[Some records]
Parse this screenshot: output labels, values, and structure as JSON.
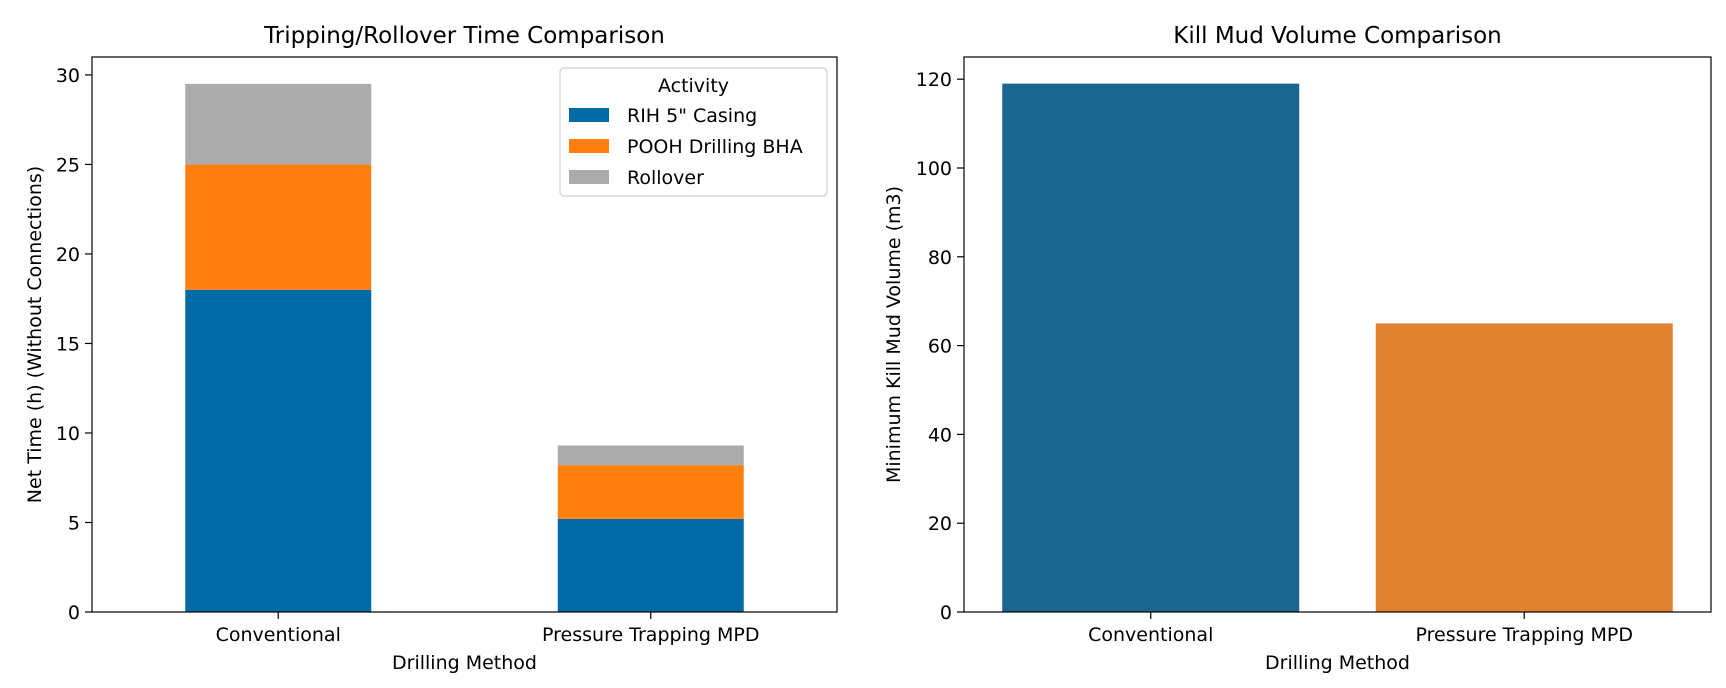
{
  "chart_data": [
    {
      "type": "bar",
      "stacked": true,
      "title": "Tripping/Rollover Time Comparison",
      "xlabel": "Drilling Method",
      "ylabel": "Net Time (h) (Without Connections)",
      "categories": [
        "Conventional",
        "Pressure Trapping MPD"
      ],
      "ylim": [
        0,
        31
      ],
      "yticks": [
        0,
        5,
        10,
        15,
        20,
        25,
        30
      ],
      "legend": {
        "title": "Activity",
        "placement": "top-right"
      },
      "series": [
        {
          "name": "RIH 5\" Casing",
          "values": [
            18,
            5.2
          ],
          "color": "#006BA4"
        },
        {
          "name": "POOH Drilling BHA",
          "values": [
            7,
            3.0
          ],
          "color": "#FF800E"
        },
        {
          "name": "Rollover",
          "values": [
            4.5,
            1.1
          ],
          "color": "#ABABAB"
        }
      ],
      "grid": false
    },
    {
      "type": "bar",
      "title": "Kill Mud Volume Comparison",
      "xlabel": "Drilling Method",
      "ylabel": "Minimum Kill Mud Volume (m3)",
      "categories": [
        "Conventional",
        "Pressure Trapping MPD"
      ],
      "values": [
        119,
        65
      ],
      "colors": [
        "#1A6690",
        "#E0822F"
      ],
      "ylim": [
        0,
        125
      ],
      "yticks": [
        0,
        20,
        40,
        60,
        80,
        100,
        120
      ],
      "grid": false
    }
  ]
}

** Requirements **
An exact transcription of all the entries is required, without the pictures.

** Expected answer **
Parse this screenshot: output labels, values, and structure as JSON.
{
  "chart_data": [
    {
      "type": "bar",
      "stacked": true,
      "title": "Tripping/Rollover Time Comparison",
      "xlabel": "Drilling Method",
      "ylabel": "Net Time (h) (Without Connections)",
      "categories": [
        "Conventional",
        "Pressure Trapping MPD"
      ],
      "ylim": [
        0,
        31
      ],
      "yticks": [
        0,
        5,
        10,
        15,
        20,
        25,
        30
      ],
      "legend": {
        "title": "Activity",
        "placement": "top-right"
      },
      "series": [
        {
          "name": "RIH 5\" Casing",
          "values": [
            18,
            5.2
          ],
          "color": "#006BA4"
        },
        {
          "name": "POOH Drilling BHA",
          "values": [
            7,
            3.0
          ],
          "color": "#FF800E"
        },
        {
          "name": "Rollover",
          "values": [
            4.5,
            1.1
          ],
          "color": "#ABABAB"
        }
      ],
      "grid": false
    },
    {
      "type": "bar",
      "title": "Kill Mud Volume Comparison",
      "xlabel": "Drilling Method",
      "ylabel": "Minimum Kill Mud Volume (m3)",
      "categories": [
        "Conventional",
        "Pressure Trapping MPD"
      ],
      "values": [
        119,
        65
      ],
      "colors": [
        "#1A6690",
        "#E0822F"
      ],
      "ylim": [
        0,
        125
      ],
      "yticks": [
        0,
        20,
        40,
        60,
        80,
        100,
        120
      ],
      "grid": false
    }
  ]
}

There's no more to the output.